-------- TEXT EXCERPT
Posted on Apr 16, 2021, 2 p.m.
Research in mice has shown how a drug that is already used to treat heart disease can reverse obesity in mice, with no apparent side effects. The study, by scientists at the Spanish National Cancer Research Centre (CNIO), identified the cytokine interleukin 17A (IL-17A) as a causal factor for obesity, and found that IL-17A acts directly on adipose tissue to cause obesity and associated metabolic syndrome, which can lead to disorders including type 2 diabetes, hypertension, and cardiovascular diseases. Studies in mice showed that within weeks of treatment with digoxin to inhibit IL-17A, diet-induced obese (DIO) animals lost more than 40% of their body weight, and attained the same weight as healthy, non-obese animals. Digoxin administration also reversed obesity-related metabolic disorders.
The researchers suggest that their study offers up a possible therapeutic strategy based on a novel approach: fighting obesity by targeting its inflammatory component. Study lead Nabil Djouder, PhD, head of the Growth Factors, Nutrients and Cancer Group at the CNIO, commented, “When you inhibit the production of IL-17A or the signaling pathway that this molecule activates, you don’t have obesity … Digoxin, an already available drug, any derivative of it, or other inhibitors of IL-17A production could be very efficient anti-obesity and metabolic disease treatments.” Djouder, and colleagues describe their studies in Nature Metabolism, in a paper titled, “Inhibition of the IL-17A axis in adipocytes suppresses diet-induced obesity and metabolic disorders in mice.”
Obesity is a major global health problem that demonstrates what the authors call an “increasingly alarming incidence.” The team cites WHO figures estimating that globally, there are some 1.9 billion overweight adults, and 600 million obese adults. “… 51% of the global population is predicted to be obese by 2030,” the team further noted.
----------------
TASK ITEM A – From the article on digoxin and obesity, copy out the passage between "Research in mice" and "obesity-related metabolic disorders.", inclusive.
TASK ITEM B – In the article on digoxin and obesity, how much body weight did the diet-induced obese mice lose within weeks of digoxin treatment?
TASK ITEM C – Pick up the article on digoxin and obesity after its final sentence and keep writing.
-------- DATASET CONTENT
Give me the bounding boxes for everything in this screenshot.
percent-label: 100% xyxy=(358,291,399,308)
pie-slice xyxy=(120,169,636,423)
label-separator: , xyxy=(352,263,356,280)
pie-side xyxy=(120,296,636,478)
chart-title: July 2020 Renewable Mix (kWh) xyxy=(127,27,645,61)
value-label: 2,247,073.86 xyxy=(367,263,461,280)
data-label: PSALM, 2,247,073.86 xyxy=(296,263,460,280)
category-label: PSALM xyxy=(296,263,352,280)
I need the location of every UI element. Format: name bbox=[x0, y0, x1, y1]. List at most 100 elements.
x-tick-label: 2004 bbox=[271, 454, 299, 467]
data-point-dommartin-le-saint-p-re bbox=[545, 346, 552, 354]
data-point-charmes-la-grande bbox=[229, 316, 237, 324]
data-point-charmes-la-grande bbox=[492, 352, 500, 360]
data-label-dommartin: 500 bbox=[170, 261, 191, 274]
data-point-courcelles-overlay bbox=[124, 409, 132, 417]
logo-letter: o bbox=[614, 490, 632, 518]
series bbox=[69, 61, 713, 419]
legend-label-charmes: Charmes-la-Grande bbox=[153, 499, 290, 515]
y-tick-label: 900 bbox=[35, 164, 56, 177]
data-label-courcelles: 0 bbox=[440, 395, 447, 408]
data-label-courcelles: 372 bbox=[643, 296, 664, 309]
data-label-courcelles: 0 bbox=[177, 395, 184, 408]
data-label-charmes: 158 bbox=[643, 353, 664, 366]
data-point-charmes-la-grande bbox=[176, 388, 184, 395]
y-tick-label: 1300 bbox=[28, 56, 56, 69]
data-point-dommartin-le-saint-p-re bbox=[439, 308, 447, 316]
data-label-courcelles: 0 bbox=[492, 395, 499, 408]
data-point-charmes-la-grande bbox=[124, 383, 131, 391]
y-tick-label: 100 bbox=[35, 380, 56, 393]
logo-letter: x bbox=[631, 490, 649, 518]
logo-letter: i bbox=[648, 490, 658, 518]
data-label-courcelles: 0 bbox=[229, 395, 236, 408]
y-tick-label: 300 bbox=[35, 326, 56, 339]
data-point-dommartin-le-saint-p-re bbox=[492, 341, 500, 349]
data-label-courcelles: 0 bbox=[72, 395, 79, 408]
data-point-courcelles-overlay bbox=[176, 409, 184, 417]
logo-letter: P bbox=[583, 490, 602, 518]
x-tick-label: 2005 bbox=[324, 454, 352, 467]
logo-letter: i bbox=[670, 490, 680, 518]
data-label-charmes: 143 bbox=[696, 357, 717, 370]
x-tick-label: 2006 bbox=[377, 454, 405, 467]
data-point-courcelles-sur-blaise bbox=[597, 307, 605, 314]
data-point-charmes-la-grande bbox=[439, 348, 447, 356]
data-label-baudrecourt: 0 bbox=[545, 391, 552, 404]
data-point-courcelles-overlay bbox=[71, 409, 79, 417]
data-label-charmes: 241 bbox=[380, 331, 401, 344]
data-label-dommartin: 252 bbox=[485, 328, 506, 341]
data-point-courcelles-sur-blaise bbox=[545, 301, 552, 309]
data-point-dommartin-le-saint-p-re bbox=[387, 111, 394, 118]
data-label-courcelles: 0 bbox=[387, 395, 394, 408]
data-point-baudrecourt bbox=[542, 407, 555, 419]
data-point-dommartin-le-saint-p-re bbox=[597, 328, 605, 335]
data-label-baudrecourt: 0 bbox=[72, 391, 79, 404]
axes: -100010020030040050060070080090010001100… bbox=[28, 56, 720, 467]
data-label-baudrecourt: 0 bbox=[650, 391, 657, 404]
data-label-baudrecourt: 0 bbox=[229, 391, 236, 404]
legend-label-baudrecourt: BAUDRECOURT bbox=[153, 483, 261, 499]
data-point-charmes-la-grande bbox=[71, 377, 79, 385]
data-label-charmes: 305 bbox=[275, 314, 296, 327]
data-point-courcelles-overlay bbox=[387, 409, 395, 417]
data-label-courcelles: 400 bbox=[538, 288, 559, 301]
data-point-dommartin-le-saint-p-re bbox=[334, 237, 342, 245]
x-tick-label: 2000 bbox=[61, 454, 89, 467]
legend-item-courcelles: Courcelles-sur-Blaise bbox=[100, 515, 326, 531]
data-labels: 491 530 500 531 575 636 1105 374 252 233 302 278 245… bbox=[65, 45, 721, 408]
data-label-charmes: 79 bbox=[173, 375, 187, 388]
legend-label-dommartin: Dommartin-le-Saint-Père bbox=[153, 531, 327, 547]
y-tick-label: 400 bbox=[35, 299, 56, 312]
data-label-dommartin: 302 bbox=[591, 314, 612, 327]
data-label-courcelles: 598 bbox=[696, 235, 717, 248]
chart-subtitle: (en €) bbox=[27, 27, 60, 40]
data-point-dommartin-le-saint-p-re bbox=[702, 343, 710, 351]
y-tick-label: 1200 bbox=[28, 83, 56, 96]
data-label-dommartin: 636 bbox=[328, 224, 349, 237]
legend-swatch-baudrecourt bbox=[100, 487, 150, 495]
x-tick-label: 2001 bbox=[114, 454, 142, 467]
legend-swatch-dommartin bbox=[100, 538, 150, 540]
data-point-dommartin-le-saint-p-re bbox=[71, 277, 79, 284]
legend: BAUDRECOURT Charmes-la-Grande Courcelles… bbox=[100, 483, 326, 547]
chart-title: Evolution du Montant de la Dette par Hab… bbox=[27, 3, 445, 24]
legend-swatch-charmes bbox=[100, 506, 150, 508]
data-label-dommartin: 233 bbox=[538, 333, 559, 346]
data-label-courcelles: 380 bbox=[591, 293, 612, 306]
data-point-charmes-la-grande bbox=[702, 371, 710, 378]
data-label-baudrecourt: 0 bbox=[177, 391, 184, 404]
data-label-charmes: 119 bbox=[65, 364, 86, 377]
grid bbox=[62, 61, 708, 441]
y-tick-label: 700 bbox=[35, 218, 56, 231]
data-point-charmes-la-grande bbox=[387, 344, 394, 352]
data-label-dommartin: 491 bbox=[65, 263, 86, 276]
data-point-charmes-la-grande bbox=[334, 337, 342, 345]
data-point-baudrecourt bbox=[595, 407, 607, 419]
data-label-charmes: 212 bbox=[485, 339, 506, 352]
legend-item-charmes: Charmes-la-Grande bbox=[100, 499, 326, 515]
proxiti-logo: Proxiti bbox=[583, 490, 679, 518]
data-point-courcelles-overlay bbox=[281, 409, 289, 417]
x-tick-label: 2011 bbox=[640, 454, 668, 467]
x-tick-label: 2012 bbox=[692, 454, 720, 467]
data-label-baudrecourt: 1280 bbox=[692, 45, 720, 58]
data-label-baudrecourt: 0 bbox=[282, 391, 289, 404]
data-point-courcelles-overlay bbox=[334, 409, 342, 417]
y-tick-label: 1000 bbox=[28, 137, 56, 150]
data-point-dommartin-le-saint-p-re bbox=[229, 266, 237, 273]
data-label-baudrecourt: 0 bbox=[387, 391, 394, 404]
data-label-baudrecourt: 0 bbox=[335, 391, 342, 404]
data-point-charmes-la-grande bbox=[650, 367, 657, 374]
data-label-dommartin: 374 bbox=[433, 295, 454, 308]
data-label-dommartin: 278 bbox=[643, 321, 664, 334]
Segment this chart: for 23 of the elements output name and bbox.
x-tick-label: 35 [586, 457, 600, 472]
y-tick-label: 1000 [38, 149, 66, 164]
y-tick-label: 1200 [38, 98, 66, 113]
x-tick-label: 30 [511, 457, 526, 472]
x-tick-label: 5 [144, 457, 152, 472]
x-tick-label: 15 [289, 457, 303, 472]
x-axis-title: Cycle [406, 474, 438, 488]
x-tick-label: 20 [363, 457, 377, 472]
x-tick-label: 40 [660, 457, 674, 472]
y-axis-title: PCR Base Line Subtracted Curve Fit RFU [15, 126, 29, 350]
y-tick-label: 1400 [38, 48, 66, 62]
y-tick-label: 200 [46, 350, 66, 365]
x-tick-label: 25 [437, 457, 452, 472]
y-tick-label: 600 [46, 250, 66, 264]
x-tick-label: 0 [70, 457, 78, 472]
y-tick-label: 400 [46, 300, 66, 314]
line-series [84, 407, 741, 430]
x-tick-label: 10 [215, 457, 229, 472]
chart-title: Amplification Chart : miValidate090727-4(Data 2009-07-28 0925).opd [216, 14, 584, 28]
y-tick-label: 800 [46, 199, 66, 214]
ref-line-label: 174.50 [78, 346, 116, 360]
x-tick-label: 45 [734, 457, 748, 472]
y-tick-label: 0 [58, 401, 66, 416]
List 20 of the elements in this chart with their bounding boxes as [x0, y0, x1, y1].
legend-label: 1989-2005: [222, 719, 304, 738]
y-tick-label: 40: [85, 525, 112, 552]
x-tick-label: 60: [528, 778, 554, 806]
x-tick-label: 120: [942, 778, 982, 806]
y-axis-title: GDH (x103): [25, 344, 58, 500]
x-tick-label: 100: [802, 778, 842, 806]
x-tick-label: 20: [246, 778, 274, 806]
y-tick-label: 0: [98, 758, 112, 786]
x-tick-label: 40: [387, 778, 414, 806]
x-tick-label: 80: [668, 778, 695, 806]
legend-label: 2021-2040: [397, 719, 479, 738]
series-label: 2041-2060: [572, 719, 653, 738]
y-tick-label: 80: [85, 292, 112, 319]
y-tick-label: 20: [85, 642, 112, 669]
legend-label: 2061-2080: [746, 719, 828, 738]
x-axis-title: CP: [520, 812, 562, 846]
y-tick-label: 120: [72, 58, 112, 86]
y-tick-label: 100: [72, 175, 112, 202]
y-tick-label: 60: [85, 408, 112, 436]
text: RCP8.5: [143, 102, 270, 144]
----------------
WRITTEN ANSWER A –
Research in mice has shown how a drug that is already used to treat heart disease can reverse obesity in mice, with no apparent side effects. The study, by scientists at the Spanish National Cancer Research Centre (CNIO), identified the cytokine interleukin 17A (IL-17A) as a causal factor for obesity, and found that IL-17A acts directly on adipose tissue to cause obesity and associated metabolic syndrome, which can lead to disorders including type 2 diabetes, hypertension, and cardiovascular diseases. Studies in mice showed that within weeks of treatment with digoxin to inhibit IL-17A, diet-induced obese (DIO) animals lost more than 40% of their body weight, and attained the same weight as healthy, non-obese animals. Digoxin administration also reversed obesity-related metabolic disorders.

WRITTEN ANSWER B – More than 40% of their body weight.

WRITTEN ANSWER C –
While obesity occurs through “excessive fat accumulation usually caused by chronic overfeeding and/or inadequate physical activity,” the investigators wrote, there is currently no effective treatment. “Current options are limited and have not improved in the last 20 years, mainly due to insufficient knowledge about the pathophysiology of obesity and the mechanisms governing fat accumulation.” Treatment based on lifestyle changes—changes in diet and physical activity—achieve a weight reduction of approximately 10%, and drugs that target appetite or fat absorption typically result in a loss of body weight between 2% and 7%.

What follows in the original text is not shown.